[START OF Data]

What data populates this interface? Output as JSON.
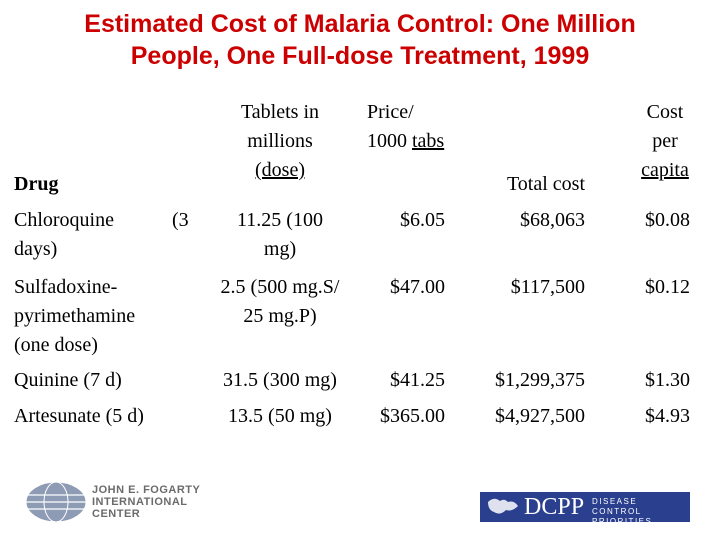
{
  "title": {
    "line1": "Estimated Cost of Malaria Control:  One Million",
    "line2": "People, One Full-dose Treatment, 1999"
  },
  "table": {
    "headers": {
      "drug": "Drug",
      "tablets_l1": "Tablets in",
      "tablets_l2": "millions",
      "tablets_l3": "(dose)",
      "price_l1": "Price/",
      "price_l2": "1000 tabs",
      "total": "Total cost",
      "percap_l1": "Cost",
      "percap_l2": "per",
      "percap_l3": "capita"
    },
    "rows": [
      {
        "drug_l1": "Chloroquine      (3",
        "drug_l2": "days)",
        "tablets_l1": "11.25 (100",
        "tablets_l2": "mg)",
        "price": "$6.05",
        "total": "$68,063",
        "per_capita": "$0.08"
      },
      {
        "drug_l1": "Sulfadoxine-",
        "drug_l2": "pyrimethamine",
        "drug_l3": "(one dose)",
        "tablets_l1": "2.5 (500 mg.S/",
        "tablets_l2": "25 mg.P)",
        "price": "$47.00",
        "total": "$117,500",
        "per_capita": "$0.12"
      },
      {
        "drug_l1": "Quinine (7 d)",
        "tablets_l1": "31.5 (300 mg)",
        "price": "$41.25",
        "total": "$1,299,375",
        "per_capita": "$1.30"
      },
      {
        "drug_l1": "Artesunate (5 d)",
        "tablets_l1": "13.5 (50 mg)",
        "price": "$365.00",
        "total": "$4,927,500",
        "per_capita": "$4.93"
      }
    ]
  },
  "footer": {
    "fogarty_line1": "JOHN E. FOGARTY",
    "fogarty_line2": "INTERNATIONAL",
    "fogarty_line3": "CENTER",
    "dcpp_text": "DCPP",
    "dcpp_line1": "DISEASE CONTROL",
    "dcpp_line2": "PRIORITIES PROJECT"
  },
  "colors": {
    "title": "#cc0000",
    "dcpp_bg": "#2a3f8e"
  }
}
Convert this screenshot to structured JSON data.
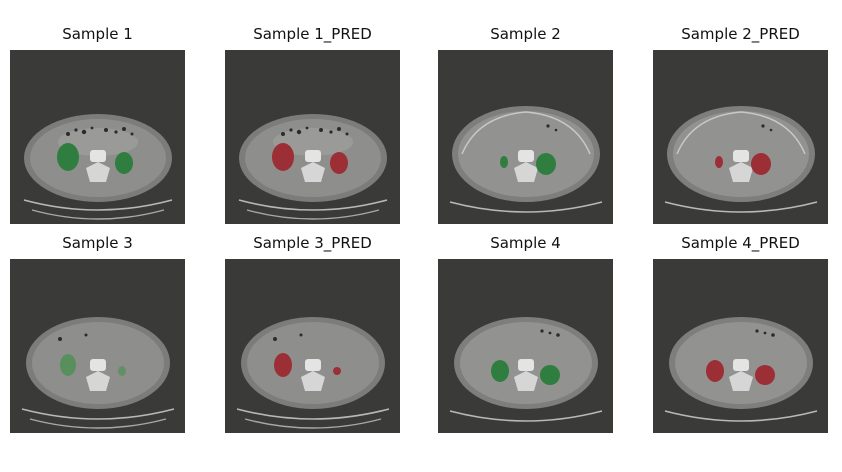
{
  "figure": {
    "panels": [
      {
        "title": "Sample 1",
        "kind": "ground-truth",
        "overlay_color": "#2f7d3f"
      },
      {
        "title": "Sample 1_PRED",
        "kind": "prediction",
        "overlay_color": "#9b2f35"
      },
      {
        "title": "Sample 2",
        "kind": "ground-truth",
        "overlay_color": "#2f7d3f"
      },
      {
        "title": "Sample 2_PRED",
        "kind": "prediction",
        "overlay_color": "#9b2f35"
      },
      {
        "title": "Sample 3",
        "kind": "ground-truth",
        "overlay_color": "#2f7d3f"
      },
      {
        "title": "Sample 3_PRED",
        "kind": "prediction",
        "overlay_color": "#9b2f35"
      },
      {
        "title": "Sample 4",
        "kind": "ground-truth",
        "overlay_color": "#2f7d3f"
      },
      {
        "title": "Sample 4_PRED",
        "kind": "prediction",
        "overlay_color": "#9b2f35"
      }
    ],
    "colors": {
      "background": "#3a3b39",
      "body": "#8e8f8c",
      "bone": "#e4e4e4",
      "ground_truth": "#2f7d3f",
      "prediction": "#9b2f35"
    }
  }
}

[END OF Data]

Task objective —
Quote precisely the lines of the data from the line containing "Convert this screenshot" through its final line, both included, excluding pictures.

Problem solution —
Convert this screenshot to structured JSON data.
{
  "figure": {
    "panels": [
      {
        "title": "Sample 1",
        "kind": "ground-truth",
        "overlay_color": "#2f7d3f"
      },
      {
        "title": "Sample 1_PRED",
        "kind": "prediction",
        "overlay_color": "#9b2f35"
      },
      {
        "title": "Sample 2",
        "kind": "ground-truth",
        "overlay_color": "#2f7d3f"
      },
      {
        "title": "Sample 2_PRED",
        "kind": "prediction",
        "overlay_color": "#9b2f35"
      },
      {
        "title": "Sample 3",
        "kind": "ground-truth",
        "overlay_color": "#2f7d3f"
      },
      {
        "title": "Sample 3_PRED",
        "kind": "prediction",
        "overlay_color": "#9b2f35"
      },
      {
        "title": "Sample 4",
        "kind": "ground-truth",
        "overlay_color": "#2f7d3f"
      },
      {
        "title": "Sample 4_PRED",
        "kind": "prediction",
        "overlay_color": "#9b2f35"
      }
    ],
    "colors": {
      "background": "#3a3b39",
      "body": "#8e8f8c",
      "bone": "#e4e4e4",
      "ground_truth": "#2f7d3f",
      "prediction": "#9b2f35"
    }
  }
}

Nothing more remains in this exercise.